### Aim of the task
From the listing below, tally the lines that include "subtitle". Return only the total.

### Source data
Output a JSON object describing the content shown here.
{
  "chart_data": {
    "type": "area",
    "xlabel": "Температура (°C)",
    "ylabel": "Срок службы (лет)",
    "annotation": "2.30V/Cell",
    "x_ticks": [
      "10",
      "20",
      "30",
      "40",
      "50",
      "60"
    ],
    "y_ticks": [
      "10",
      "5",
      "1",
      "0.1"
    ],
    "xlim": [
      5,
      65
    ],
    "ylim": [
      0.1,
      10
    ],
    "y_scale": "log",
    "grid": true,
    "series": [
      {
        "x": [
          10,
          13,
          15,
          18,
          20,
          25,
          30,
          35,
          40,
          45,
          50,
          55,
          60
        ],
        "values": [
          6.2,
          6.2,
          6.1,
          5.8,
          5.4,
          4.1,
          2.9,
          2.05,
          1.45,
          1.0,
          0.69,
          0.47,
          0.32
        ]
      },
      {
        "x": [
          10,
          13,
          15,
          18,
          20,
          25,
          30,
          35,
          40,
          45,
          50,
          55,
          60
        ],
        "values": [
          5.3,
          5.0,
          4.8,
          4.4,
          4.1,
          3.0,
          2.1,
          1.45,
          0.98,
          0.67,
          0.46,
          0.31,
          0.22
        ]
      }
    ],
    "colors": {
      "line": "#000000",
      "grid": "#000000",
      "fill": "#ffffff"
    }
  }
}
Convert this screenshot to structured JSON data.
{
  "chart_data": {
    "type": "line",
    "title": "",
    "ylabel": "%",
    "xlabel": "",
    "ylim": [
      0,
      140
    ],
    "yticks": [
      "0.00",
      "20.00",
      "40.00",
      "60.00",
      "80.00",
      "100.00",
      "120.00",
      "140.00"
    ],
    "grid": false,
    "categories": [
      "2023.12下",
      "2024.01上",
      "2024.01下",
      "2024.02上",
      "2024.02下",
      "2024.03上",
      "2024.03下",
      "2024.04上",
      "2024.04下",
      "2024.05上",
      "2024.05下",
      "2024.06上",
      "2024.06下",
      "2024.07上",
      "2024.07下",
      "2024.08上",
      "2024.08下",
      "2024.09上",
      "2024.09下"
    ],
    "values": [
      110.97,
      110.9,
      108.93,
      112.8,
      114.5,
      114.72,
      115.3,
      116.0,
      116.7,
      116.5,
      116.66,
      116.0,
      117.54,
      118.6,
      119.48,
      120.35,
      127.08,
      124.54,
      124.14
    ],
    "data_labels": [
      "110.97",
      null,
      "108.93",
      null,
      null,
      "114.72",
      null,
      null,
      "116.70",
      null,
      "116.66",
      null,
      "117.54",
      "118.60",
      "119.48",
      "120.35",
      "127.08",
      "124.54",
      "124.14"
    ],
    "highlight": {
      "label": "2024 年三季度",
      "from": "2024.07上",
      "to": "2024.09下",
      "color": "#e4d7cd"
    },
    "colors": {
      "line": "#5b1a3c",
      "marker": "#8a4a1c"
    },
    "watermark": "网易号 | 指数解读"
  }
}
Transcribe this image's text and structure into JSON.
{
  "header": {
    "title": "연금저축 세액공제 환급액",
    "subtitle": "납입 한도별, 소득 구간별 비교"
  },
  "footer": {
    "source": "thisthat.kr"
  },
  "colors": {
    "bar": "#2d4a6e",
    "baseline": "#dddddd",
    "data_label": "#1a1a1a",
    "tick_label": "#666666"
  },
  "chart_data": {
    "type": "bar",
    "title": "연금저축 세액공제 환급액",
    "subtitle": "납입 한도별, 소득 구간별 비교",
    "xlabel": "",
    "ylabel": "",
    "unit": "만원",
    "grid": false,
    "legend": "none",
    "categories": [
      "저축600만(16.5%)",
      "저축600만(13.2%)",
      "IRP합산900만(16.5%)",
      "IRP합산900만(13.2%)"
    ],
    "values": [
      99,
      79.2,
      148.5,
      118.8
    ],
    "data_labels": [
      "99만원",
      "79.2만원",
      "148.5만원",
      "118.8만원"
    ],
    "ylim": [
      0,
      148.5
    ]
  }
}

### Complete answer
2